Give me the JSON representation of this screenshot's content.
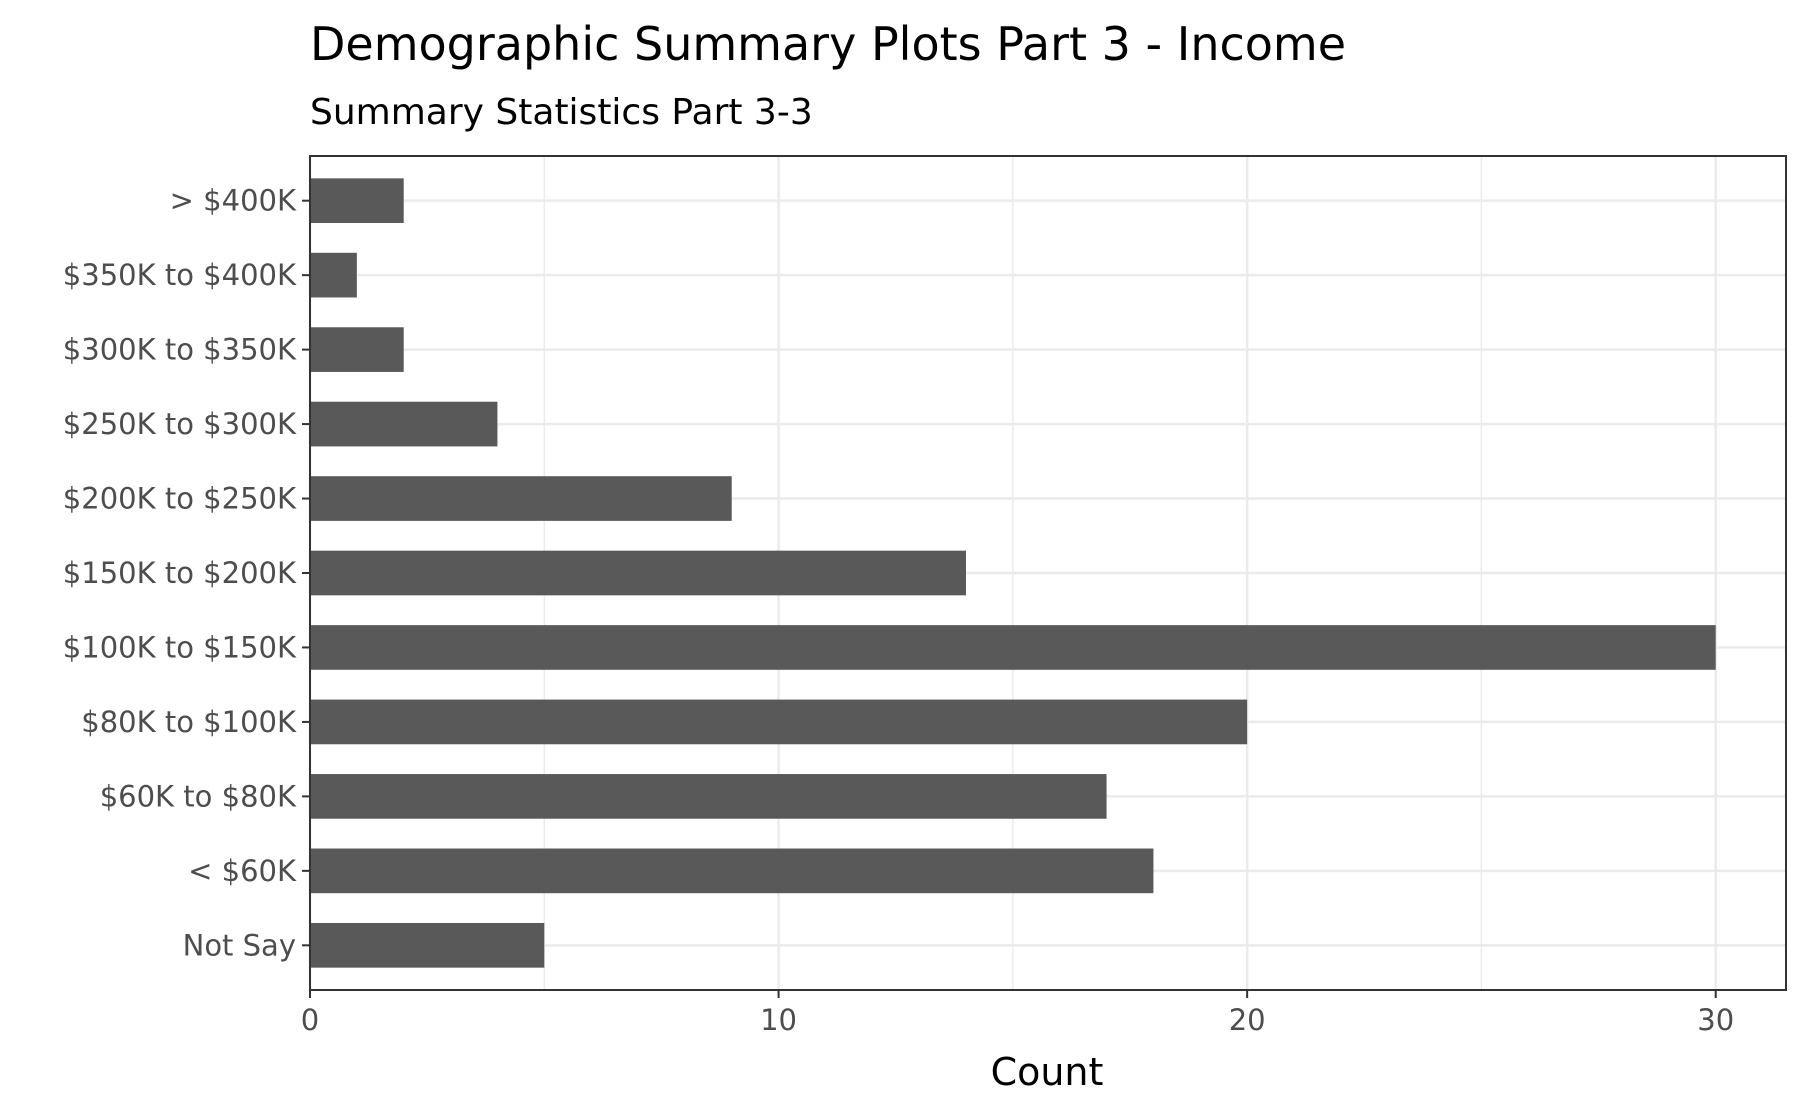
{
  "chart_data": {
    "type": "bar",
    "orientation": "horizontal",
    "title": "Demographic Summary Plots Part 3 - Income",
    "subtitle": "Summary Statistics Part 3-3",
    "xlabel": "Count",
    "ylabel": "",
    "categories": [
      "> $400K",
      "$350K to $400K",
      "$300K to $350K",
      "$250K to $300K",
      "$200K to $250K",
      "$150K to $200K",
      "$100K to $150K",
      "$80K to $100K",
      "$60K to $80K",
      "< $60K",
      "Not Say"
    ],
    "values": [
      2,
      1,
      2,
      4,
      9,
      14,
      30,
      20,
      17,
      18,
      5
    ],
    "xlim": [
      0,
      31.5
    ],
    "x_ticks": [
      0,
      10,
      20,
      30
    ],
    "x_tick_labels": [
      "0",
      "10",
      "20",
      "30"
    ],
    "grid": true,
    "bar_color": "#595959",
    "grid_color": "#ebebeb",
    "panel_border_color": "#333333"
  }
}
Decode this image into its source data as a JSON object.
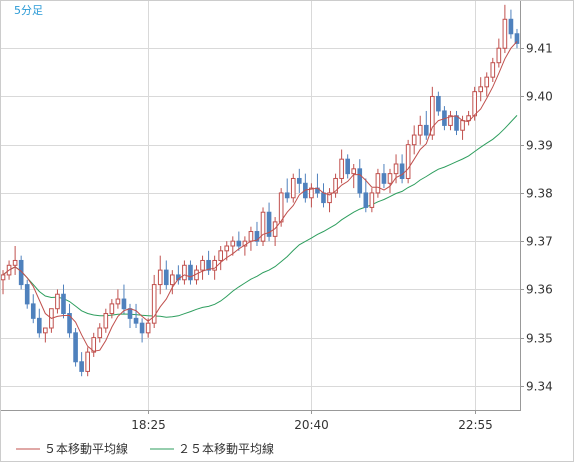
{
  "colors": {
    "up": "#c0504d",
    "down": "#4f81bd",
    "ma5": "#c0504d",
    "ma25": "#2e9e5e",
    "grid": "#d9d9d9",
    "axis": "#999999",
    "period": "#2a9ad6"
  },
  "chart_data": {
    "type": "candlestick",
    "title": "",
    "period_label": "5分足",
    "ylim": [
      9.335,
      9.42
    ],
    "yticks": [
      "9.41",
      "9.40",
      "9.39",
      "9.38",
      "9.37",
      "9.36",
      "9.35",
      "9.34"
    ],
    "xticks": [
      {
        "label": "18:25",
        "index": 24
      },
      {
        "label": "20:40",
        "index": 51
      },
      {
        "label": "22:55",
        "index": 78
      }
    ],
    "legend": [
      {
        "label": "５本移動平均線",
        "color": "ma5"
      },
      {
        "label": "２５本移動平均線",
        "color": "ma25"
      }
    ],
    "candles": [
      [
        9.362,
        9.364,
        9.359,
        9.363
      ],
      [
        9.363,
        9.366,
        9.362,
        9.365
      ],
      [
        9.365,
        9.369,
        9.363,
        9.366
      ],
      [
        9.366,
        9.367,
        9.36,
        9.361
      ],
      [
        9.361,
        9.362,
        9.356,
        9.357
      ],
      [
        9.357,
        9.359,
        9.353,
        9.354
      ],
      [
        9.354,
        9.356,
        9.35,
        9.351
      ],
      [
        9.351,
        9.352,
        9.349,
        9.352
      ],
      [
        9.352,
        9.356,
        9.351,
        9.356
      ],
      [
        9.356,
        9.36,
        9.355,
        9.359
      ],
      [
        9.359,
        9.361,
        9.354,
        9.355
      ],
      [
        9.355,
        9.357,
        9.35,
        9.351
      ],
      [
        9.351,
        9.352,
        9.344,
        9.345
      ],
      [
        9.345,
        9.347,
        9.342,
        9.343
      ],
      [
        9.343,
        9.348,
        9.342,
        9.347
      ],
      [
        9.347,
        9.351,
        9.346,
        9.35
      ],
      [
        9.35,
        9.353,
        9.349,
        9.352
      ],
      [
        9.352,
        9.356,
        9.351,
        9.355
      ],
      [
        9.355,
        9.358,
        9.354,
        9.357
      ],
      [
        9.357,
        9.36,
        9.356,
        9.358
      ],
      [
        9.358,
        9.361,
        9.355,
        9.356
      ],
      [
        9.356,
        9.357,
        9.352,
        9.354
      ],
      [
        9.354,
        9.357,
        9.352,
        9.353
      ],
      [
        9.353,
        9.354,
        9.349,
        9.351
      ],
      [
        9.351,
        9.354,
        9.35,
        9.353
      ],
      [
        9.353,
        9.363,
        9.352,
        9.361
      ],
      [
        9.361,
        9.367,
        9.359,
        9.364
      ],
      [
        9.364,
        9.366,
        9.36,
        9.361
      ],
      [
        9.361,
        9.364,
        9.359,
        9.363
      ],
      [
        9.363,
        9.365,
        9.361,
        9.362
      ],
      [
        9.362,
        9.366,
        9.361,
        9.365
      ],
      [
        9.365,
        9.366,
        9.361,
        9.362
      ],
      [
        9.362,
        9.365,
        9.361,
        9.364
      ],
      [
        9.364,
        9.367,
        9.362,
        9.366
      ],
      [
        9.366,
        9.368,
        9.363,
        9.364
      ],
      [
        9.364,
        9.367,
        9.362,
        9.366
      ],
      [
        9.366,
        9.369,
        9.364,
        9.368
      ],
      [
        9.368,
        9.37,
        9.366,
        9.369
      ],
      [
        9.369,
        9.371,
        9.367,
        9.37
      ],
      [
        9.37,
        9.372,
        9.368,
        9.369
      ],
      [
        9.369,
        9.371,
        9.367,
        9.37
      ],
      [
        9.37,
        9.373,
        9.368,
        9.372
      ],
      [
        9.372,
        9.374,
        9.369,
        9.37
      ],
      [
        9.37,
        9.377,
        9.369,
        9.376
      ],
      [
        9.376,
        9.378,
        9.37,
        9.371
      ],
      [
        9.371,
        9.375,
        9.369,
        9.374
      ],
      [
        9.374,
        9.381,
        9.373,
        9.38
      ],
      [
        9.38,
        9.383,
        9.378,
        9.379
      ],
      [
        9.379,
        9.384,
        9.378,
        9.383
      ],
      [
        9.383,
        9.385,
        9.38,
        9.382
      ],
      [
        9.382,
        9.384,
        9.378,
        9.379
      ],
      [
        9.379,
        9.382,
        9.377,
        9.381
      ],
      [
        9.381,
        9.384,
        9.379,
        9.38
      ],
      [
        9.38,
        9.382,
        9.377,
        9.378
      ],
      [
        9.378,
        9.381,
        9.376,
        9.38
      ],
      [
        9.38,
        9.384,
        9.379,
        9.383
      ],
      [
        9.383,
        9.389,
        9.382,
        9.387
      ],
      [
        9.387,
        9.388,
        9.383,
        9.384
      ],
      [
        9.384,
        9.386,
        9.381,
        9.385
      ],
      [
        9.385,
        9.387,
        9.379,
        9.38
      ],
      [
        9.38,
        9.383,
        9.376,
        9.377
      ],
      [
        9.377,
        9.381,
        9.376,
        9.38
      ],
      [
        9.38,
        9.385,
        9.379,
        9.384
      ],
      [
        9.384,
        9.386,
        9.381,
        9.382
      ],
      [
        9.382,
        9.385,
        9.38,
        9.384
      ],
      [
        9.384,
        9.388,
        9.382,
        9.386
      ],
      [
        9.386,
        9.388,
        9.382,
        9.383
      ],
      [
        9.383,
        9.391,
        9.382,
        9.39
      ],
      [
        9.39,
        9.394,
        9.388,
        9.392
      ],
      [
        9.392,
        9.396,
        9.39,
        9.394
      ],
      [
        9.394,
        9.397,
        9.391,
        9.392
      ],
      [
        9.392,
        9.402,
        9.391,
        9.4
      ],
      [
        9.4,
        9.401,
        9.396,
        9.397
      ],
      [
        9.397,
        9.398,
        9.393,
        9.394
      ],
      [
        9.394,
        9.397,
        9.393,
        9.396
      ],
      [
        9.396,
        9.397,
        9.392,
        9.393
      ],
      [
        9.393,
        9.396,
        9.391,
        9.395
      ],
      [
        9.395,
        9.397,
        9.394,
        9.396
      ],
      [
        9.396,
        9.402,
        9.395,
        9.401
      ],
      [
        9.401,
        9.404,
        9.399,
        9.402
      ],
      [
        9.402,
        9.405,
        9.4,
        9.404
      ],
      [
        9.404,
        9.408,
        9.403,
        9.407
      ],
      [
        9.407,
        9.412,
        9.406,
        9.41
      ],
      [
        9.41,
        9.419,
        9.409,
        9.416
      ],
      [
        9.416,
        9.418,
        9.412,
        9.413
      ],
      [
        9.413,
        9.414,
        9.41,
        9.411
      ]
    ]
  }
}
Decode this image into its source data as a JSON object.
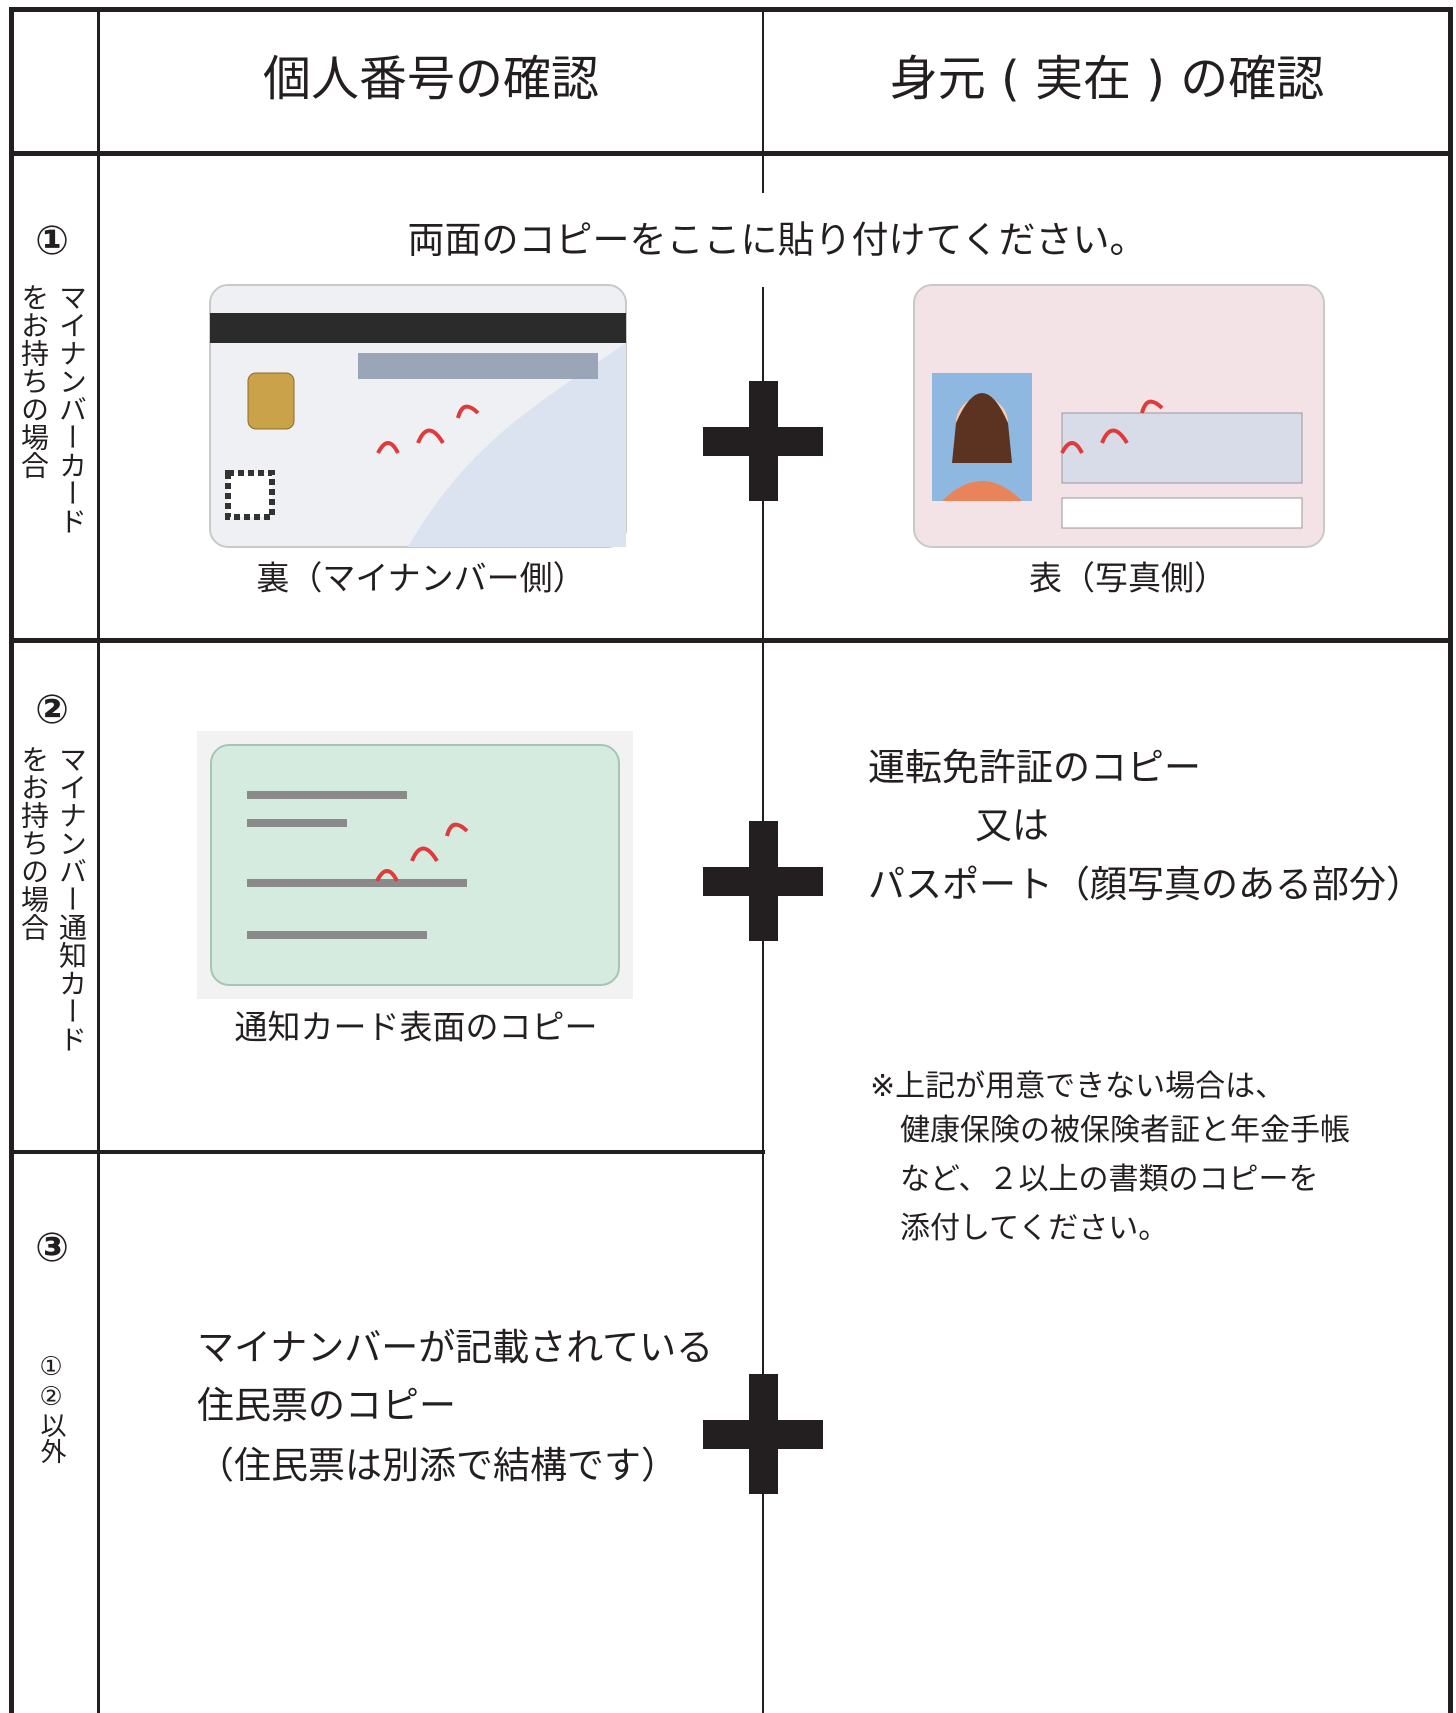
##############################
— WHAT IS EXPECTED —
Make an exact copy of every entry above, minus the images.

— RIGHT ANSWER —
Give me the JSON representation of this screenshot's content.
{
  "chart_data": {
    "type": "bar",
    "orientation": "horizontal",
    "title": "Demographic Summary Plots Part 3 - Income",
    "subtitle": "Summary Statistics Part 3-3",
    "xlabel": "Count",
    "ylabel": "",
    "categories": [
      "> $400K",
      "$350K to $400K",
      "$300K to $350K",
      "$250K to $300K",
      "$200K to $250K",
      "$150K to $200K",
      "$100K to $150K",
      "$80K to $100K",
      "$60K to $80K",
      "< $60K",
      "Not Say"
    ],
    "values": [
      2,
      1,
      2,
      4,
      9,
      14,
      30,
      20,
      17,
      18,
      5
    ],
    "xlim": [
      0,
      31.5
    ],
    "x_ticks": [
      0,
      10,
      20,
      30
    ],
    "x_tick_labels": [
      "0",
      "10",
      "20",
      "30"
    ],
    "grid": true,
    "bar_color": "#595959",
    "grid_color": "#ebebeb",
    "panel_border_color": "#333333"
  }
}
Decode this image into its source data as a JSON object.
{
  "colors": {
    "up": "#c0504d",
    "down": "#4f81bd",
    "ma5": "#c0504d",
    "ma25": "#2e9e5e",
    "grid": "#d9d9d9",
    "axis": "#999999",
    "period": "#2a9ad6"
  },
  "chart_data": {
    "type": "candlestick",
    "title": "",
    "period_label": "5分足",
    "ylim": [
      9.335,
      9.42
    ],
    "yticks": [
      "9.41",
      "9.40",
      "9.39",
      "9.38",
      "9.37",
      "9.36",
      "9.35",
      "9.34"
    ],
    "xticks": [
      {
        "label": "18:25",
        "index": 24
      },
      {
        "label": "20:40",
        "index": 51
      },
      {
        "label": "22:55",
        "index": 78
      }
    ],
    "legend": [
      {
        "label": "５本移動平均線",
        "color": "ma5"
      },
      {
        "label": "２５本移動平均線",
        "color": "ma25"
      }
    ],
    "candles": [
      [
        9.362,
        9.364,
        9.359,
        9.363
      ],
      [
        9.363,
        9.366,
        9.362,
        9.365
      ],
      [
        9.365,
        9.369,
        9.363,
        9.366
      ],
      [
        9.366,
        9.367,
        9.36,
        9.361
      ],
      [
        9.361,
        9.362,
        9.356,
        9.357
      ],
      [
        9.357,
        9.359,
        9.353,
        9.354
      ],
      [
        9.354,
        9.356,
        9.35,
        9.351
      ],
      [
        9.351,
        9.352,
        9.349,
        9.352
      ],
      [
        9.352,
        9.356,
        9.351,
        9.356
      ],
      [
        9.356,
        9.36,
        9.355,
        9.359
      ],
      [
        9.359,
        9.361,
        9.354,
        9.355
      ],
      [
        9.355,
        9.357,
        9.35,
        9.351
      ],
      [
        9.351,
        9.352,
        9.344,
        9.345
      ],
      [
        9.345,
        9.347,
        9.342,
        9.343
      ],
      [
        9.343,
        9.348,
        9.342,
        9.347
      ],
      [
        9.347,
        9.351,
        9.346,
        9.35
      ],
      [
        9.35,
        9.353,
        9.349,
        9.352
      ],
      [
        9.352,
        9.356,
        9.351,
        9.355
      ],
      [
        9.355,
        9.358,
        9.354,
        9.357
      ],
      [
        9.357,
        9.36,
        9.356,
        9.358
      ],
      [
        9.358,
        9.361,
        9.355,
        9.356
      ],
      [
        9.356,
        9.357,
        9.352,
        9.354
      ],
      [
        9.354,
        9.357,
        9.352,
        9.353
      ],
      [
        9.353,
        9.354,
        9.349,
        9.351
      ],
      [
        9.351,
        9.354,
        9.35,
        9.353
      ],
      [
        9.353,
        9.363,
        9.352,
        9.361
      ],
      [
        9.361,
        9.367,
        9.359,
        9.364
      ],
      [
        9.364,
        9.366,
        9.36,
        9.361
      ],
      [
        9.361,
        9.364,
        9.359,
        9.363
      ],
      [
        9.363,
        9.365,
        9.361,
        9.362
      ],
      [
        9.362,
        9.366,
        9.361,
        9.365
      ],
      [
        9.365,
        9.366,
        9.361,
        9.362
      ],
      [
        9.362,
        9.365,
        9.361,
        9.364
      ],
      [
        9.364,
        9.367,
        9.362,
        9.366
      ],
      [
        9.366,
        9.368,
        9.363,
        9.364
      ],
      [
        9.364,
        9.367,
        9.362,
        9.366
      ],
      [
        9.366,
        9.369,
        9.364,
        9.368
      ],
      [
        9.368,
        9.37,
        9.366,
        9.369
      ],
      [
        9.369,
        9.371,
        9.367,
        9.37
      ],
      [
        9.37,
        9.372,
        9.368,
        9.369
      ],
      [
        9.369,
        9.371,
        9.367,
        9.37
      ],
      [
        9.37,
        9.373,
        9.368,
        9.372
      ],
      [
        9.372,
        9.374,
        9.369,
        9.37
      ],
      [
        9.37,
        9.377,
        9.369,
        9.376
      ],
      [
        9.376,
        9.378,
        9.37,
        9.371
      ],
      [
        9.371,
        9.375,
        9.369,
        9.374
      ],
      [
        9.374,
        9.381,
        9.373,
        9.38
      ],
      [
        9.38,
        9.383,
        9.378,
        9.379
      ],
      [
        9.379,
        9.384,
        9.378,
        9.383
      ],
      [
        9.383,
        9.385,
        9.38,
        9.382
      ],
      [
        9.382,
        9.384,
        9.378,
        9.379
      ],
      [
        9.379,
        9.382,
        9.377,
        9.381
      ],
      [
        9.381,
        9.384,
        9.379,
        9.38
      ],
      [
        9.38,
        9.382,
        9.377,
        9.378
      ],
      [
        9.378,
        9.381,
        9.376,
        9.38
      ],
      [
        9.38,
        9.384,
        9.379,
        9.383
      ],
      [
        9.383,
        9.389,
        9.382,
        9.387
      ],
      [
        9.387,
        9.388,
        9.383,
        9.384
      ],
      [
        9.384,
        9.386,
        9.381,
        9.385
      ],
      [
        9.385,
        9.387,
        9.379,
        9.38
      ],
      [
        9.38,
        9.383,
        9.376,
        9.377
      ],
      [
        9.377,
        9.381,
        9.376,
        9.38
      ],
      [
        9.38,
        9.385,
        9.379,
        9.384
      ],
      [
        9.384,
        9.386,
        9.381,
        9.382
      ],
      [
        9.382,
        9.385,
        9.38,
        9.384
      ],
      [
        9.384,
        9.388,
        9.382,
        9.386
      ],
      [
        9.386,
        9.388,
        9.382,
        9.383
      ],
      [
        9.383,
        9.391,
        9.382,
        9.39
      ],
      [
        9.39,
        9.394,
        9.388,
        9.392
      ],
      [
        9.392,
        9.396,
        9.39,
        9.394
      ],
      [
        9.394,
        9.397,
        9.391,
        9.392
      ],
      [
        9.392,
        9.402,
        9.391,
        9.4
      ],
      [
        9.4,
        9.401,
        9.396,
        9.397
      ],
      [
        9.397,
        9.398,
        9.393,
        9.394
      ],
      [
        9.394,
        9.397,
        9.393,
        9.396
      ],
      [
        9.396,
        9.397,
        9.392,
        9.393
      ],
      [
        9.393,
        9.396,
        9.391,
        9.395
      ],
      [
        9.395,
        9.397,
        9.394,
        9.396
      ],
      [
        9.396,
        9.402,
        9.395,
        9.401
      ],
      [
        9.401,
        9.404,
        9.399,
        9.402
      ],
      [
        9.402,
        9.405,
        9.4,
        9.404
      ],
      [
        9.404,
        9.408,
        9.403,
        9.407
      ],
      [
        9.407,
        9.412,
        9.406,
        9.41
      ],
      [
        9.41,
        9.419,
        9.409,
        9.416
      ],
      [
        9.416,
        9.418,
        9.412,
        9.413
      ],
      [
        9.413,
        9.414,
        9.41,
        9.411
      ]
    ]
  }
}
Decode this image into its source data as a JSON object.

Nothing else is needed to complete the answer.